--- What the task requires ---
Omit every picture and return the rest of the data unaltered.

/---

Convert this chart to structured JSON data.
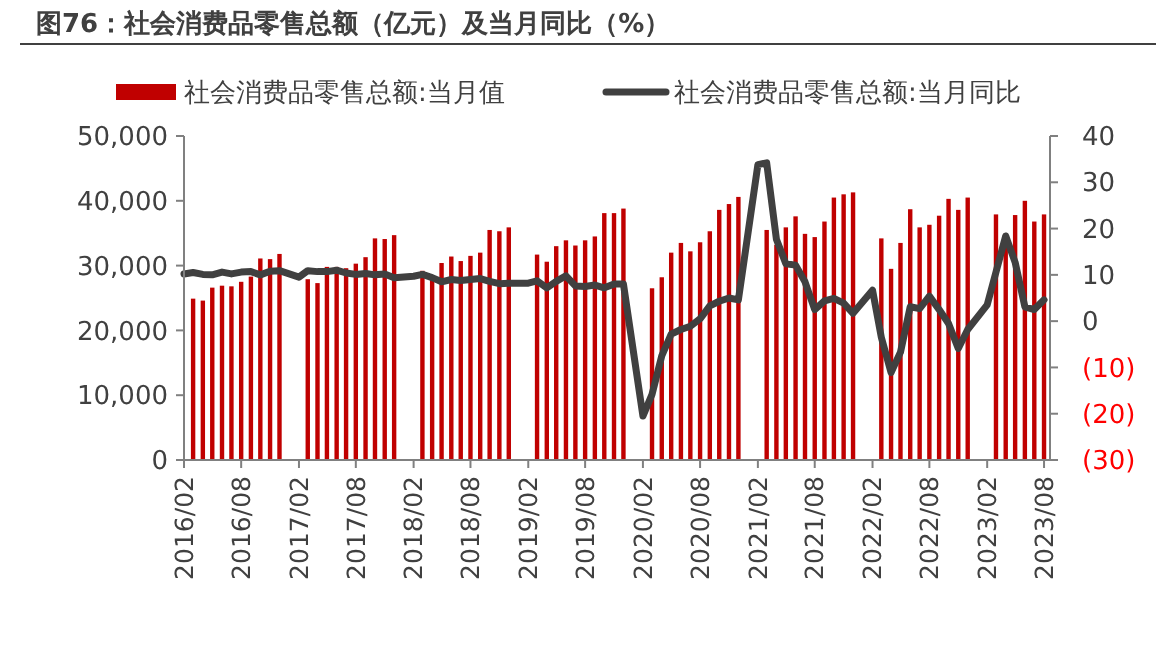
{
  "chart_data": {
    "type": "bar",
    "title": "图76：社会消费品零售总额（亿元）及当月同比（%）",
    "legend": "top",
    "grid": false,
    "xlim": [
      "2016-02",
      "2023-08-20"
    ],
    "xticks": [
      {
        "value": "2016-02",
        "label": "2016/02"
      },
      {
        "value": "2016-08",
        "label": "2016/08"
      },
      {
        "value": "2017-02",
        "label": "2017/02"
      },
      {
        "value": "2017-08",
        "label": "2017/08"
      },
      {
        "value": "2018-02",
        "label": "2018/02"
      },
      {
        "value": "2018-08",
        "label": "2018/08"
      },
      {
        "value": "2019-02",
        "label": "2019/02"
      },
      {
        "value": "2019-08",
        "label": "2019/08"
      },
      {
        "value": "2020-02",
        "label": "2020/02"
      },
      {
        "value": "2020-08",
        "label": "2020/08"
      },
      {
        "value": "2021-02",
        "label": "2021/02"
      },
      {
        "value": "2021-08",
        "label": "2021/08"
      },
      {
        "value": "2022-02",
        "label": "2022/02"
      },
      {
        "value": "2022-08",
        "label": "2022/08"
      },
      {
        "value": "2023-02",
        "label": "2023/02"
      },
      {
        "value": "2023-08",
        "label": "2023/08"
      }
    ],
    "ylim": [
      0,
      50000
    ],
    "yticks": [
      0,
      {
        "value": 10000,
        "label": "10,000"
      },
      {
        "value": 20000,
        "label": "20,000"
      },
      {
        "value": 30000,
        "label": "30,000"
      },
      {
        "value": 40000,
        "label": "40,000"
      },
      {
        "value": 50000,
        "label": "50,000"
      }
    ],
    "y2lim": [
      -30,
      40
    ],
    "y2ticks": [
      {
        "value": -30,
        "label": "(30)"
      },
      {
        "value": -20,
        "label": "(20)"
      },
      {
        "value": -10,
        "label": "(10)"
      },
      0,
      10,
      20,
      30,
      40
    ],
    "series": [
      {
        "name": "社会消费品零售总额:当月值",
        "color": "#c00000",
        "x": [
          "2016-03",
          "2016-04",
          "2016-05",
          "2016-06",
          "2016-07",
          "2016-08",
          "2016-09",
          "2016-10",
          "2016-11",
          "2016-12",
          "2017-03",
          "2017-04",
          "2017-05",
          "2017-06",
          "2017-07",
          "2017-08",
          "2017-09",
          "2017-10",
          "2017-11",
          "2017-12",
          "2018-03",
          "2018-04",
          "2018-05",
          "2018-06",
          "2018-07",
          "2018-08",
          "2018-09",
          "2018-10",
          "2018-11",
          "2018-12",
          "2019-03",
          "2019-04",
          "2019-05",
          "2019-06",
          "2019-07",
          "2019-08",
          "2019-09",
          "2019-10",
          "2019-11",
          "2019-12",
          "2020-03",
          "2020-04",
          "2020-05",
          "2020-06",
          "2020-07",
          "2020-08",
          "2020-09",
          "2020-10",
          "2020-11",
          "2020-12",
          "2021-03",
          "2021-04",
          "2021-05",
          "2021-06",
          "2021-07",
          "2021-08",
          "2021-09",
          "2021-10",
          "2021-11",
          "2021-12",
          "2022-03",
          "2022-04",
          "2022-05",
          "2022-06",
          "2022-07",
          "2022-08",
          "2022-09",
          "2022-10",
          "2022-11",
          "2022-12",
          "2023-03",
          "2023-04",
          "2023-05",
          "2023-06",
          "2023-07",
          "2023-08"
        ],
        "values": [
          24900,
          24600,
          26600,
          26900,
          26800,
          27500,
          28300,
          31100,
          31000,
          31800,
          27900,
          27300,
          29800,
          29800,
          29600,
          30300,
          31300,
          34200,
          34100,
          34700,
          29200,
          28500,
          30400,
          31400,
          30700,
          31500,
          32000,
          35500,
          35300,
          35900,
          31700,
          30600,
          33000,
          33900,
          33100,
          33900,
          34500,
          38100,
          38100,
          38800,
          26500,
          28200,
          32000,
          33500,
          32200,
          33600,
          35300,
          38600,
          39500,
          40600,
          35500,
          33200,
          35900,
          37600,
          34900,
          34400,
          36800,
          40500,
          41000,
          41300,
          34200,
          29500,
          33500,
          38700,
          35900,
          36300,
          37700,
          40300,
          38600,
          40500,
          37900,
          34900,
          37800,
          40000,
          36800,
          37900
        ]
      },
      {
        "name": "社会消费品零售总额:当月同比",
        "type": "line",
        "axis": "y2",
        "color": "#404040",
        "x": [
          "2016-02",
          "2016-03",
          "2016-04",
          "2016-05",
          "2016-06",
          "2016-07",
          "2016-08",
          "2016-09",
          "2016-10",
          "2016-11",
          "2016-12",
          "2017-02",
          "2017-03",
          "2017-04",
          "2017-05",
          "2017-06",
          "2017-07",
          "2017-08",
          "2017-09",
          "2017-10",
          "2017-11",
          "2017-12",
          "2018-02",
          "2018-03",
          "2018-04",
          "2018-05",
          "2018-06",
          "2018-07",
          "2018-08",
          "2018-09",
          "2018-10",
          "2018-11",
          "2018-12",
          "2019-02",
          "2019-03",
          "2019-04",
          "2019-05",
          "2019-06",
          "2019-07",
          "2019-08",
          "2019-09",
          "2019-10",
          "2019-11",
          "2019-12",
          "2020-02",
          "2020-03",
          "2020-04",
          "2020-05",
          "2020-06",
          "2020-07",
          "2020-08",
          "2020-09",
          "2020-10",
          "2020-11",
          "2020-12",
          "2021-02",
          "2021-03",
          "2021-04",
          "2021-05",
          "2021-06",
          "2021-07",
          "2021-08",
          "2021-09",
          "2021-10",
          "2021-11",
          "2021-12",
          "2022-02",
          "2022-03",
          "2022-04",
          "2022-05",
          "2022-06",
          "2022-07",
          "2022-08",
          "2022-09",
          "2022-10",
          "2022-11",
          "2022-12",
          "2023-02",
          "2023-03",
          "2023-04",
          "2023-05",
          "2023-06",
          "2023-07",
          "2023-08"
        ],
        "values": [
          10.2,
          10.5,
          10.1,
          10.0,
          10.6,
          10.2,
          10.6,
          10.7,
          10.0,
          10.8,
          10.9,
          9.5,
          10.9,
          10.7,
          10.7,
          11.0,
          10.4,
          10.1,
          10.3,
          10.0,
          10.2,
          9.4,
          9.7,
          10.1,
          9.4,
          8.5,
          9.0,
          8.8,
          9.0,
          9.2,
          8.6,
          8.1,
          8.2,
          8.2,
          8.7,
          7.2,
          8.6,
          9.8,
          7.6,
          7.5,
          7.8,
          7.2,
          8.0,
          8.0,
          -20.5,
          -15.8,
          -7.5,
          -2.8,
          -1.8,
          -1.1,
          0.5,
          3.3,
          4.3,
          5.0,
          4.6,
          33.8,
          34.2,
          17.7,
          12.4,
          12.1,
          8.5,
          2.5,
          4.4,
          4.9,
          3.9,
          1.7,
          6.7,
          -3.5,
          -11.1,
          -6.7,
          3.1,
          2.7,
          5.4,
          2.5,
          -0.5,
          -5.9,
          -1.8,
          3.5,
          10.6,
          18.4,
          12.7,
          3.1,
          2.5,
          4.6
        ]
      }
    ]
  }
}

\---

--- Completed exercise ---
Convert this chart to structured JSON data.
{
  "chart_data": {
    "type": "bar",
    "title": "图76：社会消费品零售总额（亿元）及当月同比（%）",
    "legend": "top",
    "grid": false,
    "xlim": [
      "2016-02",
      "2023-08-20"
    ],
    "xticks": [
      {
        "value": "2016-02",
        "label": "2016/02"
      },
      {
        "value": "2016-08",
        "label": "2016/08"
      },
      {
        "value": "2017-02",
        "label": "2017/02"
      },
      {
        "value": "2017-08",
        "label": "2017/08"
      },
      {
        "value": "2018-02",
        "label": "2018/02"
      },
      {
        "value": "2018-08",
        "label": "2018/08"
      },
      {
        "value": "2019-02",
        "label": "2019/02"
      },
      {
        "value": "2019-08",
        "label": "2019/08"
      },
      {
        "value": "2020-02",
        "label": "2020/02"
      },
      {
        "value": "2020-08",
        "label": "2020/08"
      },
      {
        "value": "2021-02",
        "label": "2021/02"
      },
      {
        "value": "2021-08",
        "label": "2021/08"
      },
      {
        "value": "2022-02",
        "label": "2022/02"
      },
      {
        "value": "2022-08",
        "label": "2022/08"
      },
      {
        "value": "2023-02",
        "label": "2023/02"
      },
      {
        "value": "2023-08",
        "label": "2023/08"
      }
    ],
    "ylim": [
      0,
      50000
    ],
    "yticks": [
      0,
      {
        "value": 10000,
        "label": "10,000"
      },
      {
        "value": 20000,
        "label": "20,000"
      },
      {
        "value": 30000,
        "label": "30,000"
      },
      {
        "value": 40000,
        "label": "40,000"
      },
      {
        "value": 50000,
        "label": "50,000"
      }
    ],
    "y2lim": [
      -30,
      40
    ],
    "y2ticks": [
      {
        "value": -30,
        "label": "(30)"
      },
      {
        "value": -20,
        "label": "(20)"
      },
      {
        "value": -10,
        "label": "(10)"
      },
      0,
      10,
      20,
      30,
      40
    ],
    "series": [
      {
        "name": "社会消费品零售总额:当月值",
        "color": "#c00000",
        "x": [
          "2016-03",
          "2016-04",
          "2016-05",
          "2016-06",
          "2016-07",
          "2016-08",
          "2016-09",
          "2016-10",
          "2016-11",
          "2016-12",
          "2017-03",
          "2017-04",
          "2017-05",
          "2017-06",
          "2017-07",
          "2017-08",
          "2017-09",
          "2017-10",
          "2017-11",
          "2017-12",
          "2018-03",
          "2018-04",
          "2018-05",
          "2018-06",
          "2018-07",
          "2018-08",
          "2018-09",
          "2018-10",
          "2018-11",
          "2018-12",
          "2019-03",
          "2019-04",
          "2019-05",
          "2019-06",
          "2019-07",
          "2019-08",
          "2019-09",
          "2019-10",
          "2019-11",
          "2019-12",
          "2020-03",
          "2020-04",
          "2020-05",
          "2020-06",
          "2020-07",
          "2020-08",
          "2020-09",
          "2020-10",
          "2020-11",
          "2020-12",
          "2021-03",
          "2021-04",
          "2021-05",
          "2021-06",
          "2021-07",
          "2021-08",
          "2021-09",
          "2021-10",
          "2021-11",
          "2021-12",
          "2022-03",
          "2022-04",
          "2022-05",
          "2022-06",
          "2022-07",
          "2022-08",
          "2022-09",
          "2022-10",
          "2022-11",
          "2022-12",
          "2023-03",
          "2023-04",
          "2023-05",
          "2023-06",
          "2023-07",
          "2023-08"
        ],
        "values": [
          24900,
          24600,
          26600,
          26900,
          26800,
          27500,
          28300,
          31100,
          31000,
          31800,
          27900,
          27300,
          29800,
          29800,
          29600,
          30300,
          31300,
          34200,
          34100,
          34700,
          29200,
          28500,
          30400,
          31400,
          30700,
          31500,
          32000,
          35500,
          35300,
          35900,
          31700,
          30600,
          33000,
          33900,
          33100,
          33900,
          34500,
          38100,
          38100,
          38800,
          26500,
          28200,
          32000,
          33500,
          32200,
          33600,
          35300,
          38600,
          39500,
          40600,
          35500,
          33200,
          35900,
          37600,
          34900,
          34400,
          36800,
          40500,
          41000,
          41300,
          34200,
          29500,
          33500,
          38700,
          35900,
          36300,
          37700,
          40300,
          38600,
          40500,
          37900,
          34900,
          37800,
          40000,
          36800,
          37900
        ]
      },
      {
        "name": "社会消费品零售总额:当月同比",
        "type": "line",
        "axis": "y2",
        "color": "#404040",
        "x": [
          "2016-02",
          "2016-03",
          "2016-04",
          "2016-05",
          "2016-06",
          "2016-07",
          "2016-08",
          "2016-09",
          "2016-10",
          "2016-11",
          "2016-12",
          "2017-02",
          "2017-03",
          "2017-04",
          "2017-05",
          "2017-06",
          "2017-07",
          "2017-08",
          "2017-09",
          "2017-10",
          "2017-11",
          "2017-12",
          "2018-02",
          "2018-03",
          "2018-04",
          "2018-05",
          "2018-06",
          "2018-07",
          "2018-08",
          "2018-09",
          "2018-10",
          "2018-11",
          "2018-12",
          "2019-02",
          "2019-03",
          "2019-04",
          "2019-05",
          "2019-06",
          "2019-07",
          "2019-08",
          "2019-09",
          "2019-10",
          "2019-11",
          "2019-12",
          "2020-02",
          "2020-03",
          "2020-04",
          "2020-05",
          "2020-06",
          "2020-07",
          "2020-08",
          "2020-09",
          "2020-10",
          "2020-11",
          "2020-12",
          "2021-02",
          "2021-03",
          "2021-04",
          "2021-05",
          "2021-06",
          "2021-07",
          "2021-08",
          "2021-09",
          "2021-10",
          "2021-11",
          "2021-12",
          "2022-02",
          "2022-03",
          "2022-04",
          "2022-05",
          "2022-06",
          "2022-07",
          "2022-08",
          "2022-09",
          "2022-10",
          "2022-11",
          "2022-12",
          "2023-02",
          "2023-03",
          "2023-04",
          "2023-05",
          "2023-06",
          "2023-07",
          "2023-08"
        ],
        "values": [
          10.2,
          10.5,
          10.1,
          10.0,
          10.6,
          10.2,
          10.6,
          10.7,
          10.0,
          10.8,
          10.9,
          9.5,
          10.9,
          10.7,
          10.7,
          11.0,
          10.4,
          10.1,
          10.3,
          10.0,
          10.2,
          9.4,
          9.7,
          10.1,
          9.4,
          8.5,
          9.0,
          8.8,
          9.0,
          9.2,
          8.6,
          8.1,
          8.2,
          8.2,
          8.7,
          7.2,
          8.6,
          9.8,
          7.6,
          7.5,
          7.8,
          7.2,
          8.0,
          8.0,
          -20.5,
          -15.8,
          -7.5,
          -2.8,
          -1.8,
          -1.1,
          0.5,
          3.3,
          4.3,
          5.0,
          4.6,
          33.8,
          34.2,
          17.7,
          12.4,
          12.1,
          8.5,
          2.5,
          4.4,
          4.9,
          3.9,
          1.7,
          6.7,
          -3.5,
          -11.1,
          -6.7,
          3.1,
          2.7,
          5.4,
          2.5,
          -0.5,
          -5.9,
          -1.8,
          3.5,
          10.6,
          18.4,
          12.7,
          3.1,
          2.5,
          4.6
        ]
      }
    ]
  }
}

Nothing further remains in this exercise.